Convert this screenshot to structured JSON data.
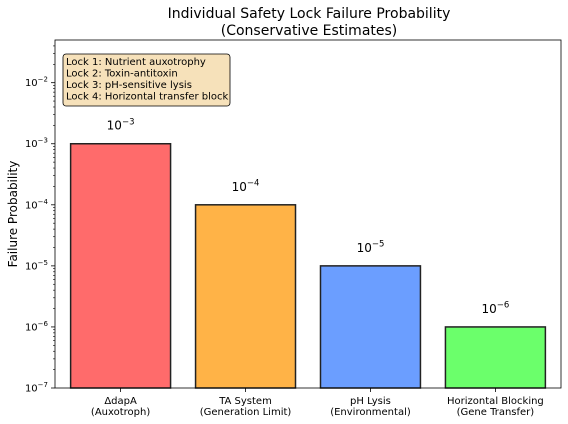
{
  "chart_data": {
    "type": "bar",
    "title": "Individual Safety Lock Failure Probability",
    "subtitle": "(Conservative Estimates)",
    "xlabel": "",
    "ylabel": "Failure Probability",
    "yscale": "log",
    "ylim": [
      1e-07,
      0.05
    ],
    "categories": [
      [
        "ΔdapA",
        "(Auxotroph)"
      ],
      [
        "TA System",
        "(Generation Limit)"
      ],
      [
        "pH Lysis",
        "(Environmental)"
      ],
      [
        "Horizontal Blocking",
        "(Gene Transfer)"
      ]
    ],
    "values": [
      0.001,
      0.0001,
      1e-05,
      1e-06
    ],
    "bar_labels": [
      {
        "base": "10",
        "exp": "−3"
      },
      {
        "base": "10",
        "exp": "−4"
      },
      {
        "base": "10",
        "exp": "−5"
      },
      {
        "base": "10",
        "exp": "−6"
      }
    ],
    "colors": [
      "#ff6b6b",
      "#ffb347",
      "#6b9eff",
      "#6bff6b"
    ],
    "edge_color": "#222222",
    "y_ticks": [
      {
        "value": 1e-07,
        "base": "10",
        "exp": "−7"
      },
      {
        "value": 1e-06,
        "base": "10",
        "exp": "−6"
      },
      {
        "value": 1e-05,
        "base": "10",
        "exp": "−5"
      },
      {
        "value": 0.0001,
        "base": "10",
        "exp": "−4"
      },
      {
        "value": 0.001,
        "base": "10",
        "exp": "−3"
      },
      {
        "value": 0.01,
        "base": "10",
        "exp": "−2"
      }
    ],
    "legend_box": {
      "placement": "top-left",
      "lines": [
        "Lock 1: Nutrient auxotrophy",
        "Lock 2: Toxin-antitoxin",
        "Lock 3: pH-sensitive lysis",
        "Lock 4: Horizontal transfer block"
      ],
      "background": "#f5deb3"
    }
  }
}
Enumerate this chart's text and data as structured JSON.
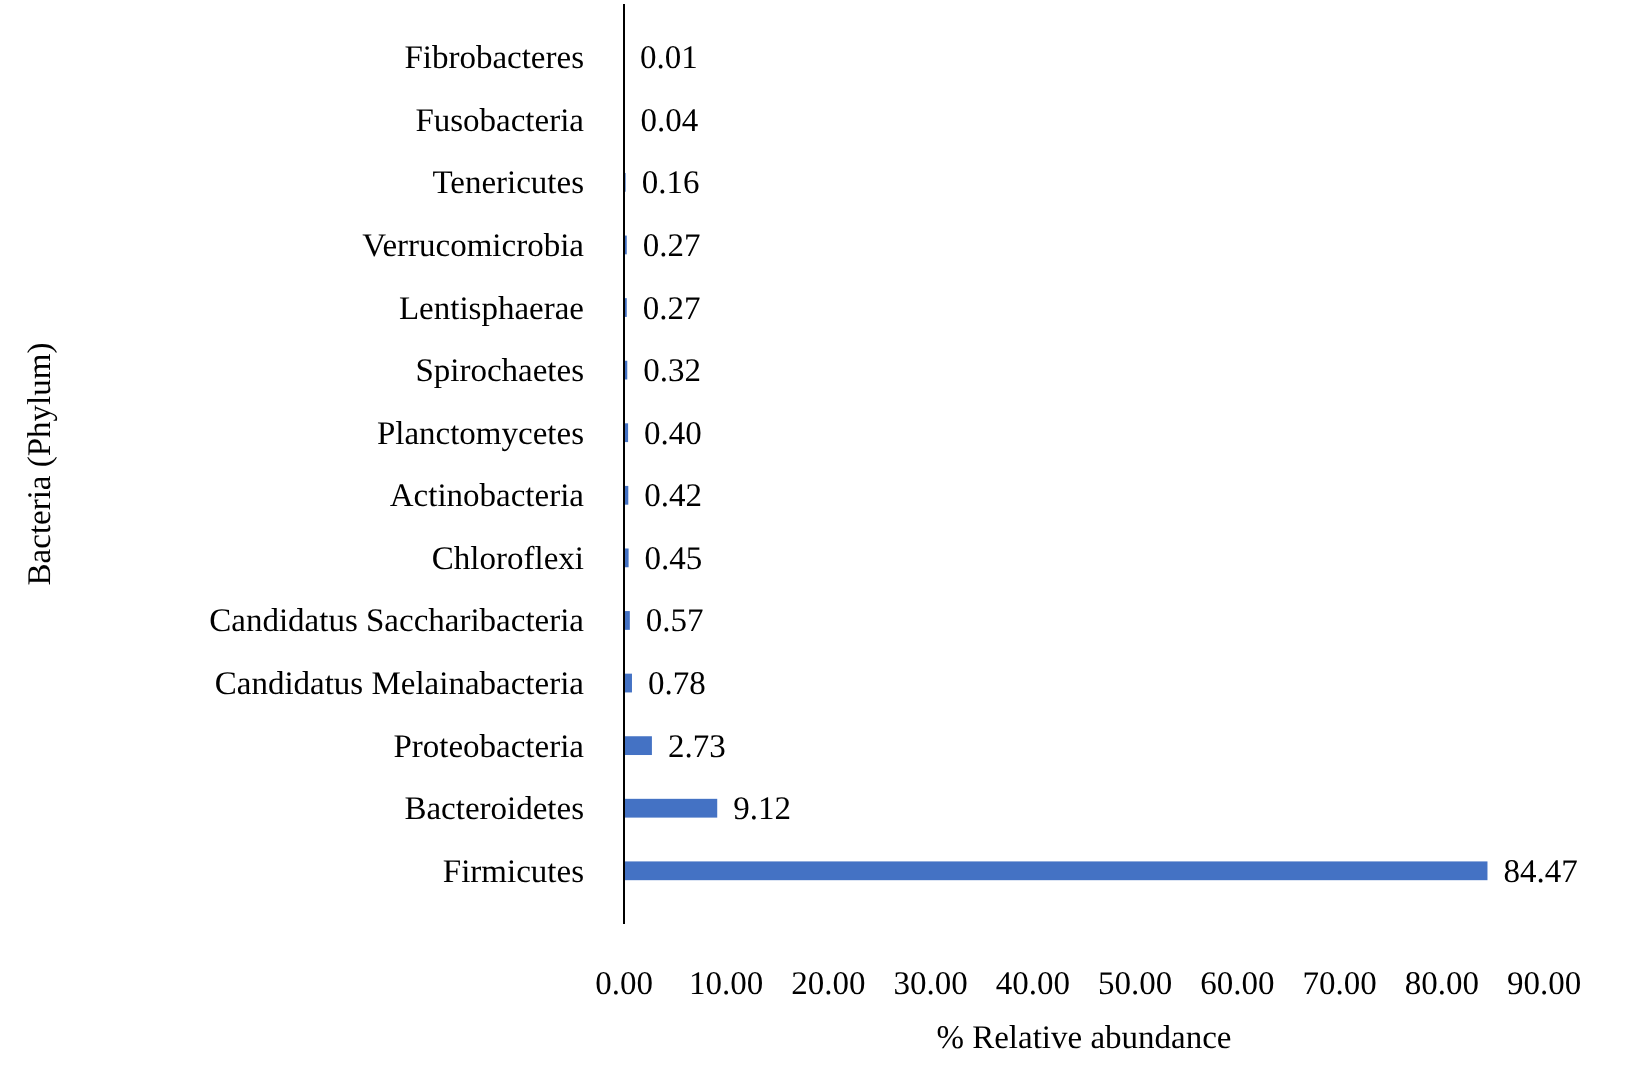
{
  "chart_data": {
    "type": "bar",
    "orientation": "horizontal",
    "xlabel": "% Relative abundance",
    "ylabel": "Bacteria (Phylum)",
    "categories": [
      "Fibrobacteres",
      "Fusobacteria",
      "Tenericutes",
      "Verrucomicrobia",
      "Lentisphaerae",
      "Spirochaetes",
      "Planctomycetes",
      "Actinobacteria",
      "Chloroflexi",
      "Candidatus Saccharibacteria",
      "Candidatus Melainabacteria",
      "Proteobacteria",
      "Bacteroidetes",
      "Firmicutes"
    ],
    "values": [
      0.01,
      0.04,
      0.16,
      0.27,
      0.27,
      0.32,
      0.4,
      0.42,
      0.45,
      0.57,
      0.78,
      2.73,
      9.12,
      84.47
    ],
    "value_labels": [
      "0.01",
      "0.04",
      "0.16",
      "0.27",
      "0.27",
      "0.32",
      "0.40",
      "0.42",
      "0.45",
      "0.57",
      "0.78",
      "2.73",
      "9.12",
      "84.47"
    ],
    "color": "#4472c4",
    "xlim": [
      0,
      90
    ],
    "xticks": [
      {
        "value": 0,
        "label": "0.00"
      },
      {
        "value": 10,
        "label": "10.00"
      },
      {
        "value": 20,
        "label": "20.00"
      },
      {
        "value": 30,
        "label": "30.00"
      },
      {
        "value": 40,
        "label": "40.00"
      },
      {
        "value": 50,
        "label": "50.00"
      },
      {
        "value": 60,
        "label": "60.00"
      },
      {
        "value": 70,
        "label": "70.00"
      },
      {
        "value": 80,
        "label": "80.00"
      },
      {
        "value": 90,
        "label": "90.00"
      }
    ],
    "grid": false
  }
}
━━━━━━━━━━━━━━━━
Using the records above, count the lines that hold the string "Failure", and give back only the result.

2